→ **REQUIRED WORK**
Of all the lines in the records, how many hold the word "left"? Answer with the number only.

Records:
________________________

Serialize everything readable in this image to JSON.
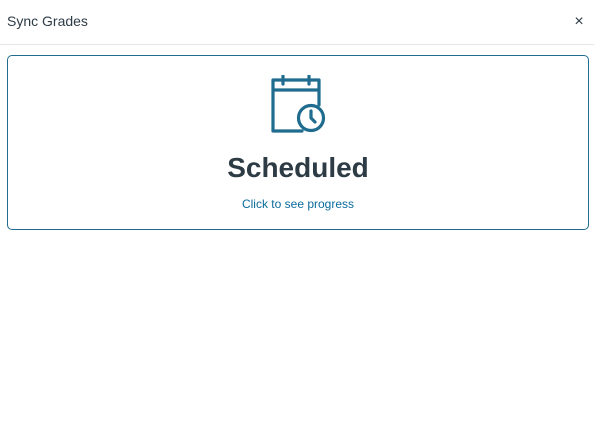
{
  "dialog": {
    "title": "Sync Grades",
    "close_label": "×"
  },
  "status": {
    "icon": "calendar-clock-icon",
    "title": "Scheduled",
    "link_text": "Click to see progress",
    "accent_color": "#1f6c8f"
  }
}
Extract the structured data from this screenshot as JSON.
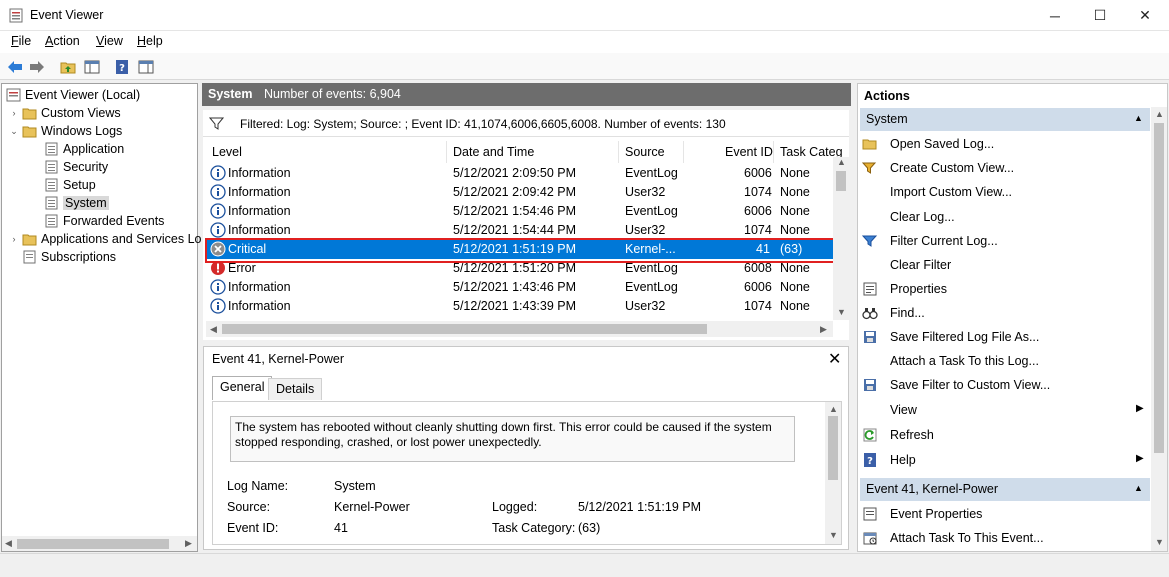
{
  "window": {
    "title": "Event Viewer",
    "controls": {
      "minimize": "─",
      "maximize": "☐",
      "close": "✕"
    }
  },
  "menu": [
    {
      "label": "File",
      "accel": "F",
      "rest": "ile"
    },
    {
      "label": "Action",
      "accel": "A",
      "rest": "ction"
    },
    {
      "label": "View",
      "accel": "V",
      "rest": "iew"
    },
    {
      "label": "Help",
      "accel": "H",
      "rest": "elp"
    }
  ],
  "tree": {
    "items": [
      {
        "label": "Event Viewer (Local)",
        "icon": "event-viewer-icon"
      },
      {
        "label": "Custom Views",
        "icon": "folder-icon",
        "toggle": "›"
      },
      {
        "label": "Windows Logs",
        "icon": "folder-icon",
        "toggle": "⌄"
      },
      {
        "label": "Application",
        "icon": "log-icon"
      },
      {
        "label": "Security",
        "icon": "log-icon"
      },
      {
        "label": "Setup",
        "icon": "log-icon"
      },
      {
        "label": "System",
        "icon": "log-icon",
        "selected": true
      },
      {
        "label": "Forwarded Events",
        "icon": "log-icon"
      },
      {
        "label": "Applications and Services Lo",
        "icon": "folder-icon",
        "toggle": "›"
      },
      {
        "label": "Subscriptions",
        "icon": "subscriptions-icon"
      }
    ]
  },
  "middle": {
    "title": "System",
    "count": "Number of events: 6,904",
    "filter": "Filtered: Log: System; Source: ; Event ID: 41,1074,6006,6605,6008. Number of events: 130",
    "columns": [
      "Level",
      "Date and Time",
      "Source",
      "Event ID",
      "Task Categ"
    ],
    "rows": [
      {
        "level": "Information",
        "date": "5/12/2021 2:09:50 PM",
        "source": "EventLog",
        "id": "6006",
        "task": "None",
        "type": "info"
      },
      {
        "level": "Information",
        "date": "5/12/2021 2:09:42 PM",
        "source": "User32",
        "id": "1074",
        "task": "None",
        "type": "info"
      },
      {
        "level": "Information",
        "date": "5/12/2021 1:54:46 PM",
        "source": "EventLog",
        "id": "6006",
        "task": "None",
        "type": "info"
      },
      {
        "level": "Information",
        "date": "5/12/2021 1:54:44 PM",
        "source": "User32",
        "id": "1074",
        "task": "None",
        "type": "info"
      },
      {
        "level": "Critical",
        "date": "5/12/2021 1:51:19 PM",
        "source": "Kernel-...",
        "id": "41",
        "task": "(63)",
        "type": "critical",
        "selected": true
      },
      {
        "level": "Error",
        "date": "5/12/2021 1:51:20 PM",
        "source": "EventLog",
        "id": "6008",
        "task": "None",
        "type": "error"
      },
      {
        "level": "Information",
        "date": "5/12/2021 1:43:46 PM",
        "source": "EventLog",
        "id": "6006",
        "task": "None",
        "type": "info"
      },
      {
        "level": "Information",
        "date": "5/12/2021 1:43:39 PM",
        "source": "User32",
        "id": "1074",
        "task": "None",
        "type": "info"
      }
    ]
  },
  "detail": {
    "title": "Event 41, Kernel-Power",
    "tabs": [
      "General",
      "Details"
    ],
    "description": "The system has rebooted without cleanly shutting down first. This error could be caused if the system stopped responding, crashed, or lost power unexpectedly.",
    "fields": {
      "log_name_label": "Log Name:",
      "log_name": "System",
      "source_label": "Source:",
      "source": "Kernel-Power",
      "logged_label": "Logged:",
      "logged": "5/12/2021 1:51:19 PM",
      "event_id_label": "Event ID:",
      "event_id": "41",
      "task_label": "Task Category:",
      "task": "(63)"
    }
  },
  "actions": {
    "title": "Actions",
    "section1": "System",
    "items1": [
      {
        "label": "Open Saved Log...",
        "icon": "open-folder-icon"
      },
      {
        "label": "Create Custom View...",
        "icon": "filter-star-icon"
      },
      {
        "label": "Import Custom View...",
        "icon": ""
      },
      {
        "label": "Clear Log...",
        "icon": ""
      },
      {
        "label": "Filter Current Log...",
        "icon": "filter-icon"
      },
      {
        "label": "Clear Filter",
        "icon": ""
      },
      {
        "label": "Properties",
        "icon": "properties-icon"
      },
      {
        "label": "Find...",
        "icon": "binoculars-icon"
      },
      {
        "label": "Save Filtered Log File As...",
        "icon": "save-icon"
      },
      {
        "label": "Attach a Task To this Log...",
        "icon": ""
      },
      {
        "label": "Save Filter to Custom View...",
        "icon": "save-filter-icon"
      },
      {
        "label": "View",
        "icon": "",
        "submenu": "▶"
      },
      {
        "label": "Refresh",
        "icon": "refresh-icon"
      },
      {
        "label": "Help",
        "icon": "help-icon",
        "submenu": "▶"
      }
    ],
    "section2": "Event 41, Kernel-Power",
    "items2": [
      {
        "label": "Event Properties",
        "icon": "event-properties-icon"
      },
      {
        "label": "Attach Task To This Event...",
        "icon": "task-icon"
      }
    ],
    "collapse_glyph": "▲"
  },
  "colors": {
    "selection": "#0078d7",
    "highlight_border": "#e02020",
    "section_bg": "#cfdcea"
  }
}
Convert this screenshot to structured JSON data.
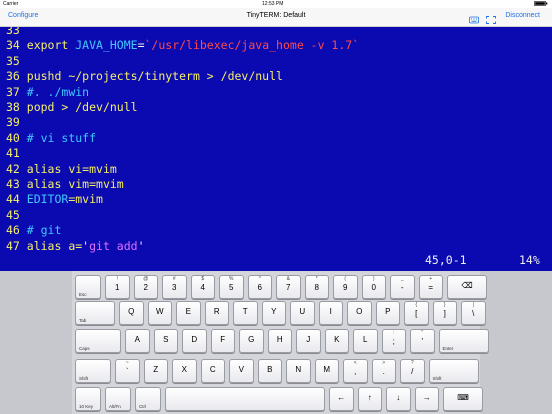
{
  "status_bar": {
    "carrier": "Carrier",
    "time": "12:53 PM"
  },
  "nav": {
    "left": "Configure",
    "title": "TinyTERM: Default",
    "right": "Disconnect",
    "icons": [
      "keyboard-icon",
      "fullscreen-icon"
    ]
  },
  "terminal": {
    "lines": [
      [
        {
          "t": "33",
          "c": "ln"
        }
      ],
      [
        {
          "t": "34 ",
          "c": "ln"
        },
        {
          "t": "export ",
          "c": "kw"
        },
        {
          "t": "JAVA_HOME",
          "c": "var"
        },
        {
          "t": "=",
          "c": "plain"
        },
        {
          "t": "`/usr/libexec/java_home -v 1.7`",
          "c": "str"
        }
      ],
      [
        {
          "t": "35",
          "c": "ln"
        }
      ],
      [
        {
          "t": "36 ",
          "c": "ln"
        },
        {
          "t": "pushd ~/projects/tinyterm > /dev/null",
          "c": "kw"
        }
      ],
      [
        {
          "t": "37 ",
          "c": "ln"
        },
        {
          "t": "#. ./mwin",
          "c": "comment"
        }
      ],
      [
        {
          "t": "38 ",
          "c": "ln"
        },
        {
          "t": "popd > /dev/null",
          "c": "kw"
        }
      ],
      [
        {
          "t": "39",
          "c": "ln"
        }
      ],
      [
        {
          "t": "40 ",
          "c": "ln"
        },
        {
          "t": "# vi stuff",
          "c": "comment"
        }
      ],
      [
        {
          "t": "41",
          "c": "ln"
        }
      ],
      [
        {
          "t": "42 ",
          "c": "ln"
        },
        {
          "t": "alias vi=mvim",
          "c": "kw"
        }
      ],
      [
        {
          "t": "43 ",
          "c": "ln"
        },
        {
          "t": "alias vim=mvim",
          "c": "kw"
        }
      ],
      [
        {
          "t": "44 ",
          "c": "ln"
        },
        {
          "t": "EDITOR",
          "c": "var"
        },
        {
          "t": "=mvim",
          "c": "kw"
        }
      ],
      [
        {
          "t": "45",
          "c": "ln"
        }
      ],
      [
        {
          "t": "46 ",
          "c": "ln"
        },
        {
          "t": "# git",
          "c": "comment"
        }
      ],
      [
        {
          "t": "47 ",
          "c": "ln"
        },
        {
          "t": "alias a=",
          "c": "kw"
        },
        {
          "t": "'",
          "c": "plain"
        },
        {
          "t": "git add",
          "c": "strm"
        },
        {
          "t": "'",
          "c": "plain"
        }
      ]
    ],
    "status_pos": "45,0-1",
    "status_pct": "14%"
  },
  "keyboard": {
    "rows": [
      [
        {
          "small": "Esc",
          "w": 26
        },
        {
          "top": "!",
          "main": "1"
        },
        {
          "top": "@",
          "main": "2"
        },
        {
          "top": "#",
          "main": "3"
        },
        {
          "top": "$",
          "main": "4"
        },
        {
          "top": "%",
          "main": "5"
        },
        {
          "top": "^",
          "main": "6"
        },
        {
          "top": "&",
          "main": "7"
        },
        {
          "top": "*",
          "main": "8"
        },
        {
          "top": "(",
          "main": "9"
        },
        {
          "top": ")",
          "main": "0"
        },
        {
          "top": "_",
          "main": "-"
        },
        {
          "top": "+",
          "main": "="
        },
        {
          "main": "⌫",
          "w": 40
        }
      ],
      [
        {
          "small": "Tab",
          "w": 40
        },
        {
          "main": "Q"
        },
        {
          "main": "W"
        },
        {
          "main": "E"
        },
        {
          "main": "R"
        },
        {
          "main": "T"
        },
        {
          "main": "Y"
        },
        {
          "main": "U"
        },
        {
          "main": "I"
        },
        {
          "main": "O"
        },
        {
          "main": "P"
        },
        {
          "top": "{",
          "main": "["
        },
        {
          "top": "}",
          "main": "]"
        },
        {
          "top": "|",
          "main": "\\"
        }
      ],
      [
        {
          "small": "Caps",
          "w": 46
        },
        {
          "main": "A"
        },
        {
          "main": "S"
        },
        {
          "main": "D"
        },
        {
          "main": "F"
        },
        {
          "main": "G"
        },
        {
          "main": "H"
        },
        {
          "main": "J"
        },
        {
          "main": "K"
        },
        {
          "main": "L"
        },
        {
          "top": ":",
          "main": ";"
        },
        {
          "top": "\"",
          "main": "'"
        },
        {
          "small": "Enter",
          "w": 50
        }
      ],
      [
        {
          "small": "Shift",
          "w": 36
        },
        {
          "top": "~",
          "main": "`"
        },
        {
          "main": "Z"
        },
        {
          "main": "X"
        },
        {
          "main": "C"
        },
        {
          "main": "V"
        },
        {
          "main": "B"
        },
        {
          "main": "N"
        },
        {
          "main": "M"
        },
        {
          "top": "<",
          "main": ","
        },
        {
          "top": ">",
          "main": "."
        },
        {
          "top": "?",
          "main": "/"
        },
        {
          "small": "Shift",
          "w": 50
        }
      ],
      [
        {
          "small": "10 Key",
          "w": 26
        },
        {
          "small": "Alt/Fn",
          "w": 26
        },
        {
          "small": "Ctrl",
          "w": 26
        },
        {
          "main": "",
          "w": 160
        },
        {
          "main": "←"
        },
        {
          "main": "↑"
        },
        {
          "main": "↓"
        },
        {
          "main": "→"
        },
        {
          "main": "⌨",
          "w": 40
        }
      ]
    ]
  },
  "colors": {
    "terminal_bg": "#0a0ab0",
    "nav_accent": "#1a73e8"
  }
}
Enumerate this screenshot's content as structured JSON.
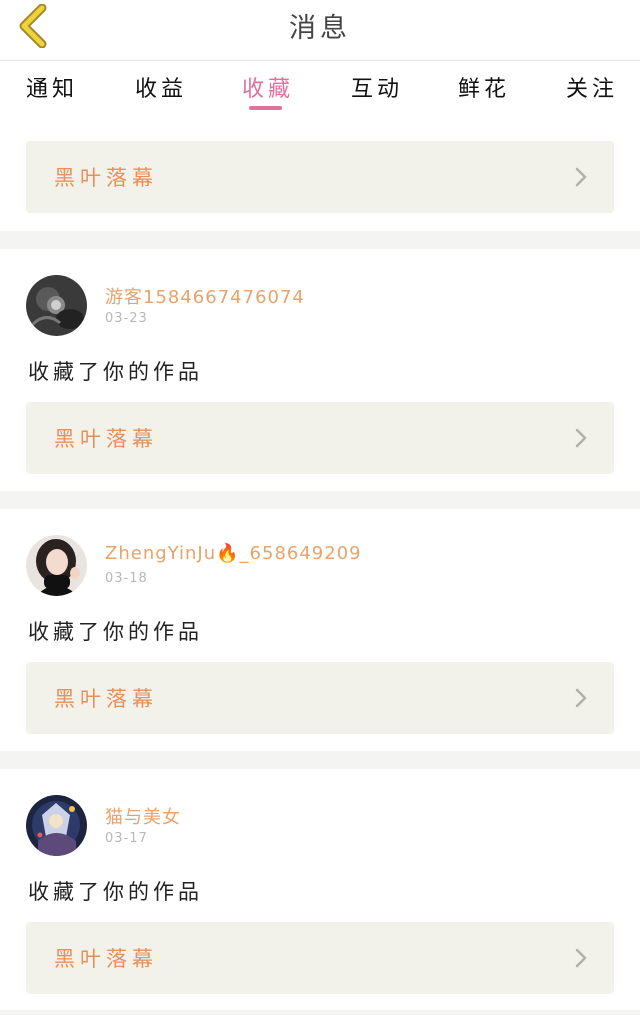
{
  "header": {
    "title": "消息",
    "back_icon": "chevron-left-icon",
    "back_icon_color": "#f0d23a"
  },
  "tabs": [
    {
      "label": "通知",
      "active": false
    },
    {
      "label": "收益",
      "active": false
    },
    {
      "label": "收藏",
      "active": true
    },
    {
      "label": "互动",
      "active": false
    },
    {
      "label": "鲜花",
      "active": false
    },
    {
      "label": "关注",
      "active": false
    }
  ],
  "colors": {
    "accent": "#e2709c",
    "work_title": "#e6905a",
    "username": "#e8a36b",
    "card_bg": "#f2f2ea",
    "date": "#b8b8b8"
  },
  "top_work": {
    "title": "黑叶落幕",
    "chevron_icon": "chevron-right-icon"
  },
  "messages": [
    {
      "avatar_icon": "avatar-dark-photo",
      "username": "游客1584667476074",
      "date": "03-23",
      "action": "收藏了你的作品",
      "work_title": "黑叶落幕"
    },
    {
      "avatar_icon": "avatar-girl-photo",
      "username": "ZhengYinJu🔥_658649209",
      "date": "03-18",
      "action": "收藏了你的作品",
      "work_title": "黑叶落幕"
    },
    {
      "avatar_icon": "avatar-anime-photo",
      "username": "猫与美女",
      "date": "03-17",
      "action": "收藏了你的作品",
      "work_title": "黑叶落幕"
    }
  ]
}
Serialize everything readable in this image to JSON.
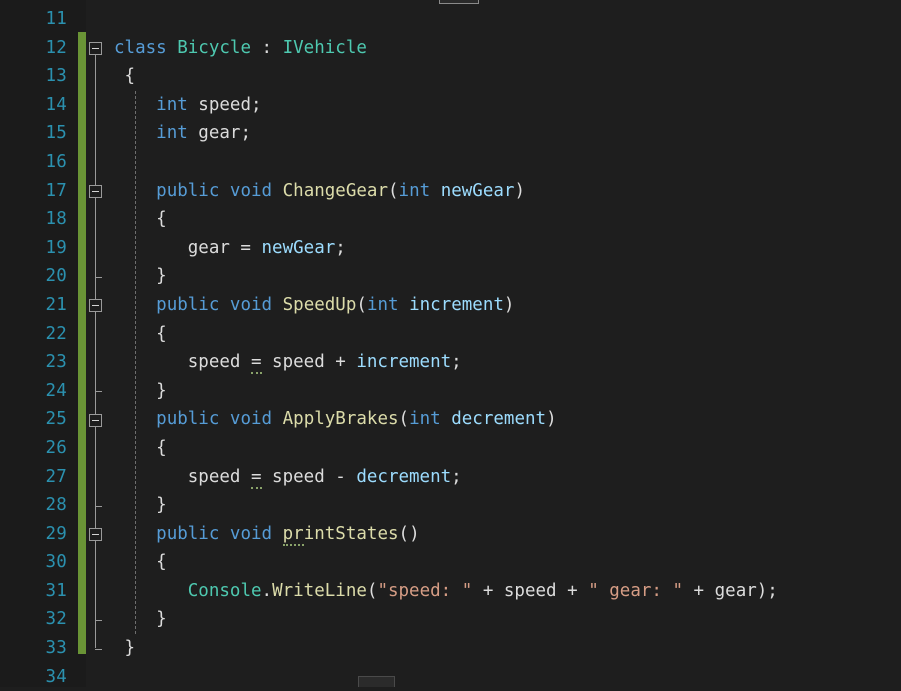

________________________

→ **TASK OUTPUT**
2